>>

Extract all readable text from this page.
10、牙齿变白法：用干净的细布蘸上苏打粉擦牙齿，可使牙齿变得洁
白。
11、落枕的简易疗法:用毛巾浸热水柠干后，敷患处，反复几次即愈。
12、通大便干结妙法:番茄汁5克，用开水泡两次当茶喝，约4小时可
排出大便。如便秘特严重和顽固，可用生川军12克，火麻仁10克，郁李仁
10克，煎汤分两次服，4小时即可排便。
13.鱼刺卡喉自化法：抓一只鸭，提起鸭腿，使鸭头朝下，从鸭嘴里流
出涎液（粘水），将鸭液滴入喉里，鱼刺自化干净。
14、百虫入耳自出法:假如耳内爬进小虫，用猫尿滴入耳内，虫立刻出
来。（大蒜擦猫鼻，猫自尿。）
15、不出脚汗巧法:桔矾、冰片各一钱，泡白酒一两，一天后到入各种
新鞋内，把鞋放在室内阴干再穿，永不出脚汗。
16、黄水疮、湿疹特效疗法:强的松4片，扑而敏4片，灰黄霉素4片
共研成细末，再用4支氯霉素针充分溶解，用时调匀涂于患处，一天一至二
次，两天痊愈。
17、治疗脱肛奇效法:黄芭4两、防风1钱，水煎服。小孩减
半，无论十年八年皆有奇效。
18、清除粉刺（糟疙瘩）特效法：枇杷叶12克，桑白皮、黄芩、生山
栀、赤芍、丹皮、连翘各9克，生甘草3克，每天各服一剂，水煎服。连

<<
>>

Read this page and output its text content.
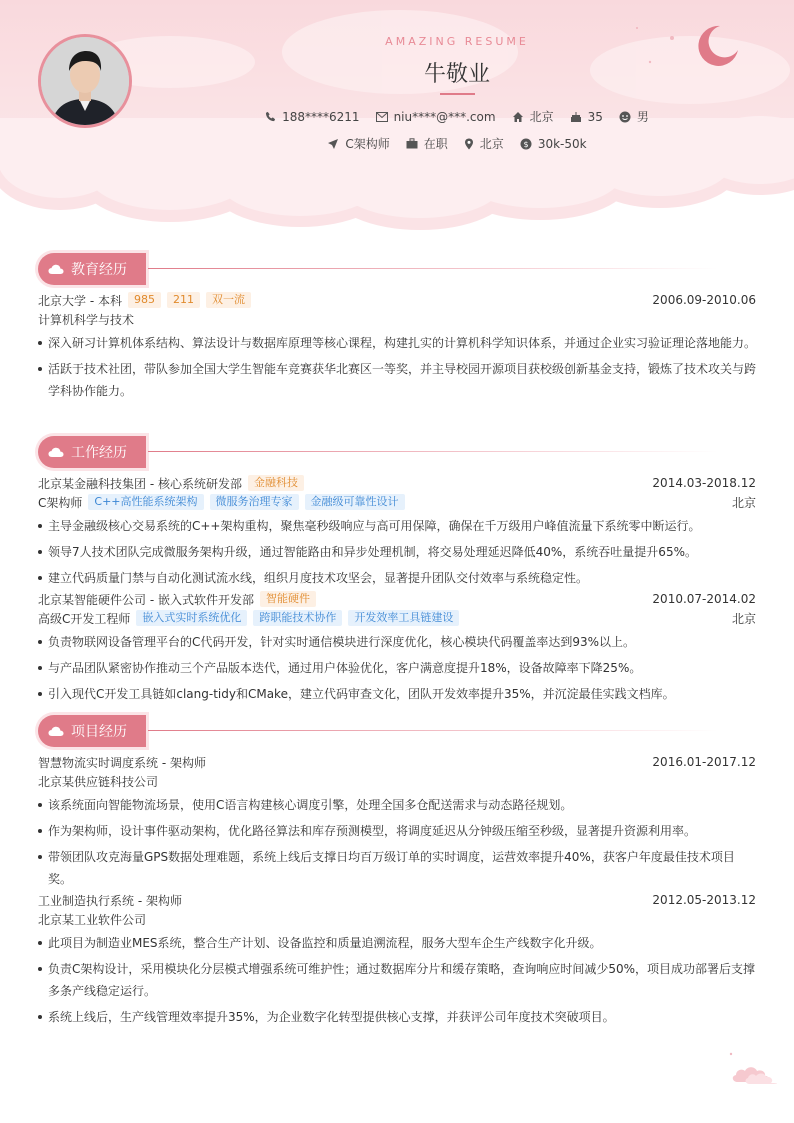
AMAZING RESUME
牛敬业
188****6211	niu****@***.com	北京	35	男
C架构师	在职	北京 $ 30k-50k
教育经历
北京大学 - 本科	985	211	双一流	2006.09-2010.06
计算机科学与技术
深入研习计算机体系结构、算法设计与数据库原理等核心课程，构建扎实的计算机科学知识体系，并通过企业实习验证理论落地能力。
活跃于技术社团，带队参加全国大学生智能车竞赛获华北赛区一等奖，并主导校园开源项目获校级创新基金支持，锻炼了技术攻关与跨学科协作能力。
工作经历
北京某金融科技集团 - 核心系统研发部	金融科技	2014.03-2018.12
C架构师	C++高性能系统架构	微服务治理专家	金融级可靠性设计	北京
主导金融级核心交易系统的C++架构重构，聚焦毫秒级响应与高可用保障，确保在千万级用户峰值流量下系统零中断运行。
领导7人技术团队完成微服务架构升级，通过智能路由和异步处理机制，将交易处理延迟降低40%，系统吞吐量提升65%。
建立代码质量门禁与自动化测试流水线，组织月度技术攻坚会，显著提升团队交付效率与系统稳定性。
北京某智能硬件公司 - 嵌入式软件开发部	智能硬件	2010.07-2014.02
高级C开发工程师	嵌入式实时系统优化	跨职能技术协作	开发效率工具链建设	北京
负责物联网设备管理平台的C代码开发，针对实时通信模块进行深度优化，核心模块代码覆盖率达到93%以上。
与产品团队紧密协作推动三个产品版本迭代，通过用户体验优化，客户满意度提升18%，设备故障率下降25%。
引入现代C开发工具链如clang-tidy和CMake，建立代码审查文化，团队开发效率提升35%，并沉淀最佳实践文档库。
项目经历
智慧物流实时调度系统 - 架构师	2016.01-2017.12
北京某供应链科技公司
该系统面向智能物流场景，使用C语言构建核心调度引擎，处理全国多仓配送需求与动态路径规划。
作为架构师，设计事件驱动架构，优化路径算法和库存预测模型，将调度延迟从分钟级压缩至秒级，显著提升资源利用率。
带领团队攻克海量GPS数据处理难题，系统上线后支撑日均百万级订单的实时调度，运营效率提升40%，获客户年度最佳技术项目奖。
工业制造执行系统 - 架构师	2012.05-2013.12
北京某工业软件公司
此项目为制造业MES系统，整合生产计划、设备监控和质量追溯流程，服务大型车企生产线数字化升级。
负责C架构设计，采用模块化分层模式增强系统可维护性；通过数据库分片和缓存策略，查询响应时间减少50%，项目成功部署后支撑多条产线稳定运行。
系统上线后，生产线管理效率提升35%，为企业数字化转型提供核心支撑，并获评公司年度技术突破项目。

<<
>>

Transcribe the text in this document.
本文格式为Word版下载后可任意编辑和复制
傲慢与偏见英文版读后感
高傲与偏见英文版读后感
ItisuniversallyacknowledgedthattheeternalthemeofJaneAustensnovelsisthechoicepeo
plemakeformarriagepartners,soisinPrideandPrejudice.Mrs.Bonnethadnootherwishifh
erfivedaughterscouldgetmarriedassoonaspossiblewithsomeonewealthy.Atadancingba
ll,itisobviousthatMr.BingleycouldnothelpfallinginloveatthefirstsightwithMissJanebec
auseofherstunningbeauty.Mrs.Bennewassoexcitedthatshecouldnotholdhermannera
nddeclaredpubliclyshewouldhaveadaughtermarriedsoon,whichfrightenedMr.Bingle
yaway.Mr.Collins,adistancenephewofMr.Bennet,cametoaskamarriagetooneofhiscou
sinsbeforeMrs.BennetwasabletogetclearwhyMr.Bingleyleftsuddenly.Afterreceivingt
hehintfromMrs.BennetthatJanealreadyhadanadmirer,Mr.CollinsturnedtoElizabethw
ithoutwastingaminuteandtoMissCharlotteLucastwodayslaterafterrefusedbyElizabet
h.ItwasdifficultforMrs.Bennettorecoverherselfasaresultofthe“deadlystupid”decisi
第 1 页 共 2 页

<<

### Challenge
In the records above, how many lines hold the string "page"? Reply with only the number.

### Exercise solution
2